— start of DATASET EXCERPTS —

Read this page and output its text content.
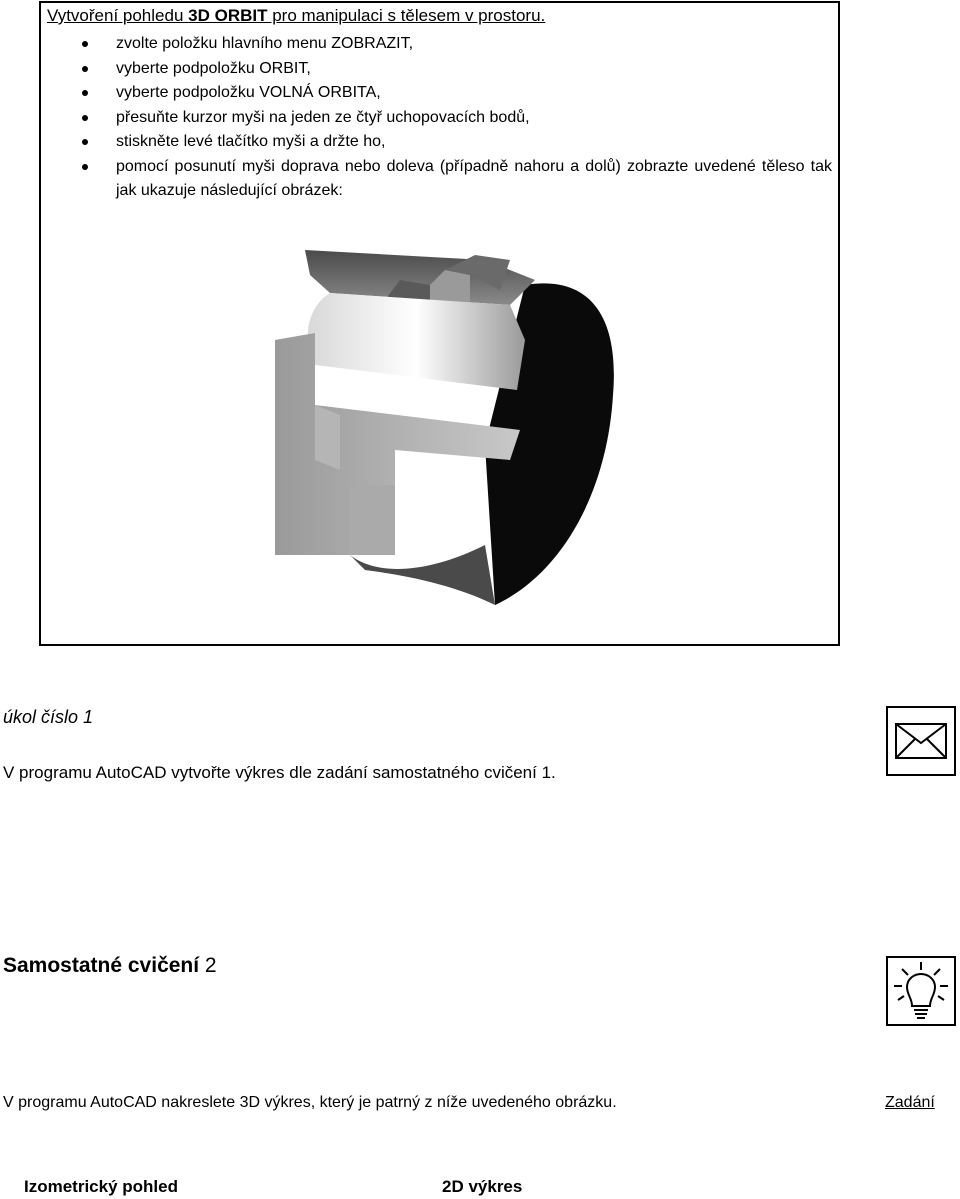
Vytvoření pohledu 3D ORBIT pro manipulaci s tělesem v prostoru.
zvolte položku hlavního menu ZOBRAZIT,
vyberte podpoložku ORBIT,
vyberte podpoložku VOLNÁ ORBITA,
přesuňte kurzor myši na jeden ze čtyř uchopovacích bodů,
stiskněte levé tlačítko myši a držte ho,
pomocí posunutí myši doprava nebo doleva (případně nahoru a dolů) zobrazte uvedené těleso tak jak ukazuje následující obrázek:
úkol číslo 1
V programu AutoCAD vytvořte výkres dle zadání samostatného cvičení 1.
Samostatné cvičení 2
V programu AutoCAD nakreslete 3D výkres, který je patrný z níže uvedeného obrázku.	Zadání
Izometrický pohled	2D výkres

— end of DATASET EXCERPTS —
— start of DATASET EXCERPTS —

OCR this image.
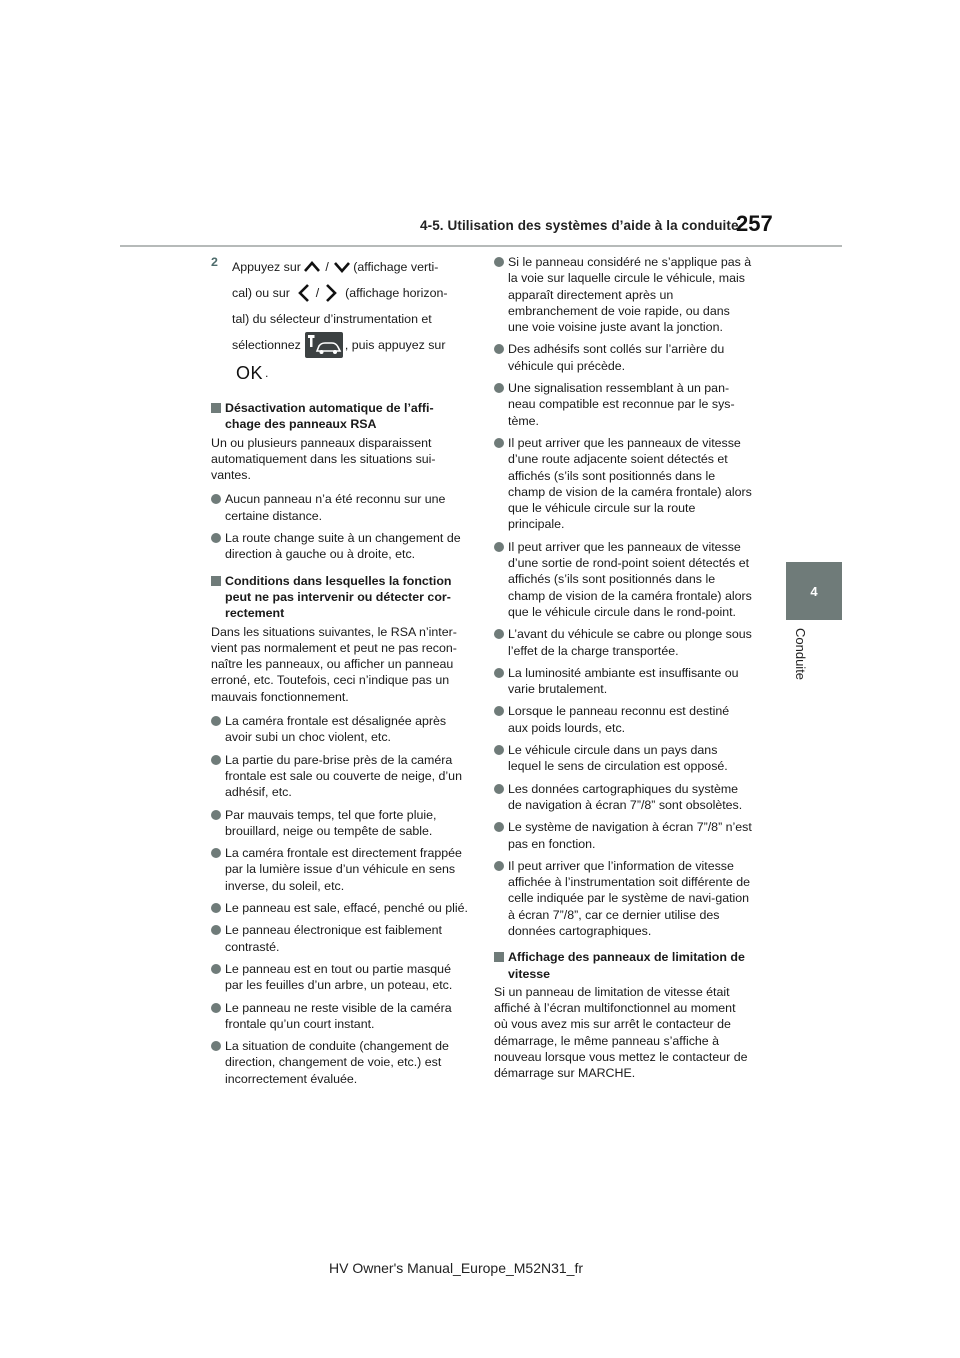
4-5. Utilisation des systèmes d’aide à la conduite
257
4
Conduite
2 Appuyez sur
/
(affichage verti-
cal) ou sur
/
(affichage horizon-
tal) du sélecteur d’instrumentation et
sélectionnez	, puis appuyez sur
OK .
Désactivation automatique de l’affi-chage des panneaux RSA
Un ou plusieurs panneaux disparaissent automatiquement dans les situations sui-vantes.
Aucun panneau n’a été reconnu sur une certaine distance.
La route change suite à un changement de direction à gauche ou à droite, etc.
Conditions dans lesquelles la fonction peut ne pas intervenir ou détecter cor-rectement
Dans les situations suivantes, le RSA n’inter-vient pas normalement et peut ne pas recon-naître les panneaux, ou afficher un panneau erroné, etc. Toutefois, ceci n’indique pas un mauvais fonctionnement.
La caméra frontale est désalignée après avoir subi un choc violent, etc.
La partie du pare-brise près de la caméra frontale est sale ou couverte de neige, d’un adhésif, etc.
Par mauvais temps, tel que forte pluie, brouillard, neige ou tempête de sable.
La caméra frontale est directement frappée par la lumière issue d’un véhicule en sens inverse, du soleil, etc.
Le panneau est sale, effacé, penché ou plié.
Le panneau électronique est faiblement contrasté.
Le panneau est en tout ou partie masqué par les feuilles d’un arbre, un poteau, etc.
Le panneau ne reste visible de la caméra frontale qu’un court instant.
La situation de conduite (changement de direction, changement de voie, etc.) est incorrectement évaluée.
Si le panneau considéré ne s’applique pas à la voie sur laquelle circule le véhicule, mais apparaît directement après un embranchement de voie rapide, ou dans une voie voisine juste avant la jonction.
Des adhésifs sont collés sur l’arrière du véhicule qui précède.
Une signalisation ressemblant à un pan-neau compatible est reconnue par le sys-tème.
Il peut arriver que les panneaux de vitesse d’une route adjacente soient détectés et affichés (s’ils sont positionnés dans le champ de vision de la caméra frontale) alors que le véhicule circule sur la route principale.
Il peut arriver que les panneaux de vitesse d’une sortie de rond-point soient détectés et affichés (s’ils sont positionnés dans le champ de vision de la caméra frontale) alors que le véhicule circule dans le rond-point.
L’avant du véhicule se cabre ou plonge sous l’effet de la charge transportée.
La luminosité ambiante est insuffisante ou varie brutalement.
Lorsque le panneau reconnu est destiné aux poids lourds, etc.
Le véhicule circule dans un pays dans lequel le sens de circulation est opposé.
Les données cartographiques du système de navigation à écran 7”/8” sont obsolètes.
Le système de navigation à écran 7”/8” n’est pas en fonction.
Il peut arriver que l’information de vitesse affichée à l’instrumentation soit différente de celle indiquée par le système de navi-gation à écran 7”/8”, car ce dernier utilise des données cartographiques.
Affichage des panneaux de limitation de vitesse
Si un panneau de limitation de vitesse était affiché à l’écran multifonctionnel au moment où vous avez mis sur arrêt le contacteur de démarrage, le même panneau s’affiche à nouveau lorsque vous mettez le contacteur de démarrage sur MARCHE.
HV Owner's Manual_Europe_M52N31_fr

— end of DATASET EXCERPTS —
— start of DATASET EXCERPTS —

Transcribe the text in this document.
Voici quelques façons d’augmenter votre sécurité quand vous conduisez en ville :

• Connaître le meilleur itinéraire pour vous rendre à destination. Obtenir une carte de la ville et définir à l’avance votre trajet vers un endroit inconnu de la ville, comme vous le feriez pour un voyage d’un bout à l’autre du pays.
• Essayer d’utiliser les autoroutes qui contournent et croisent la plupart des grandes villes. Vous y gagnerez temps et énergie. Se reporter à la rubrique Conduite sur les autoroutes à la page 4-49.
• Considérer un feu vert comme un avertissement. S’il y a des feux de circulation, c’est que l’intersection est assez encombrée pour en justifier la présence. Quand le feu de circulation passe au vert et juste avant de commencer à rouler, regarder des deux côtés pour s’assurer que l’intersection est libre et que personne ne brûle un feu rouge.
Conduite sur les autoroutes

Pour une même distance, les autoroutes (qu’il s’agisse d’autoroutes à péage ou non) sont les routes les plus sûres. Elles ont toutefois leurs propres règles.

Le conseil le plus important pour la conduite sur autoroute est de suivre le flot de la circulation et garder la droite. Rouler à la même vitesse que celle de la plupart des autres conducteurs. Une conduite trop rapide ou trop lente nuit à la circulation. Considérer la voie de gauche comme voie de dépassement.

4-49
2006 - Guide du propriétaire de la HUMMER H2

— end of DATASET EXCERPTS —

### INSTRUCTION
Only a number is wanted: how many lines contain "juste"?

### RESULT OF THE EXERCISE
2